[Work instructions] Select each line where the word "dran" appears.

Entries from a dataset:
^^^^^^^^^^^^^^^^
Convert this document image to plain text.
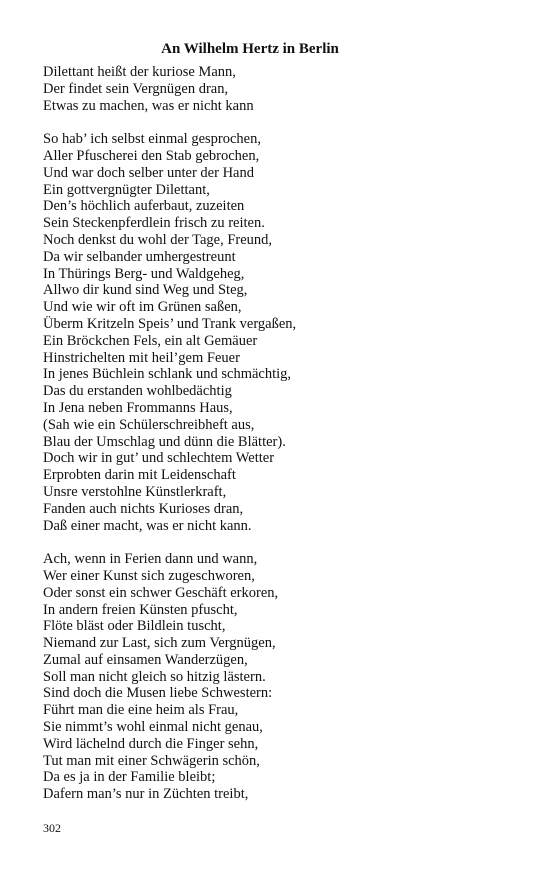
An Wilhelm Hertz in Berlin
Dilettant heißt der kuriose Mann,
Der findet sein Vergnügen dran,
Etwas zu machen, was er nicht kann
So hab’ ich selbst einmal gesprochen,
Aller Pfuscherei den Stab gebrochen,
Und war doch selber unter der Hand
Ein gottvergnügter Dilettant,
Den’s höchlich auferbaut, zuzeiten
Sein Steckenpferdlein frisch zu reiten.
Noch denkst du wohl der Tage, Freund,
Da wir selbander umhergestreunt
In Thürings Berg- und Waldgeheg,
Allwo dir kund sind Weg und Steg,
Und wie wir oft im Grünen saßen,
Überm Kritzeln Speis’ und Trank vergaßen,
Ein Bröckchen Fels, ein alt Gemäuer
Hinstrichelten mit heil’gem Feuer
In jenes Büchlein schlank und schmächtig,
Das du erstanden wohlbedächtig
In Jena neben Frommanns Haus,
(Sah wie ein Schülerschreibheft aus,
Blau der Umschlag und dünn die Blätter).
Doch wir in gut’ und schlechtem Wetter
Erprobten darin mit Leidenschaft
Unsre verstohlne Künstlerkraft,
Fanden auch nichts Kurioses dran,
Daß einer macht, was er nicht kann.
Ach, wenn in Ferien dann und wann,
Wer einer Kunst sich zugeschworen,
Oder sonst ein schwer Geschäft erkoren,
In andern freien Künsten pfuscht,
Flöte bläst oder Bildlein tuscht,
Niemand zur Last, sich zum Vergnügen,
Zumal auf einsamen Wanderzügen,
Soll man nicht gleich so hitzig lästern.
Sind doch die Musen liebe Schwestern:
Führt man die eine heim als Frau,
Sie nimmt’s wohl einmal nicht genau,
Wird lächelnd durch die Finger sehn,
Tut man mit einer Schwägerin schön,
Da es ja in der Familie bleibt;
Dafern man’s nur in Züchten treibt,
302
^^^^^^^^^^^^^^^^
[Full answer]
Der findet sein Vergnügen dran,
Fanden auch nichts Kurioses dran,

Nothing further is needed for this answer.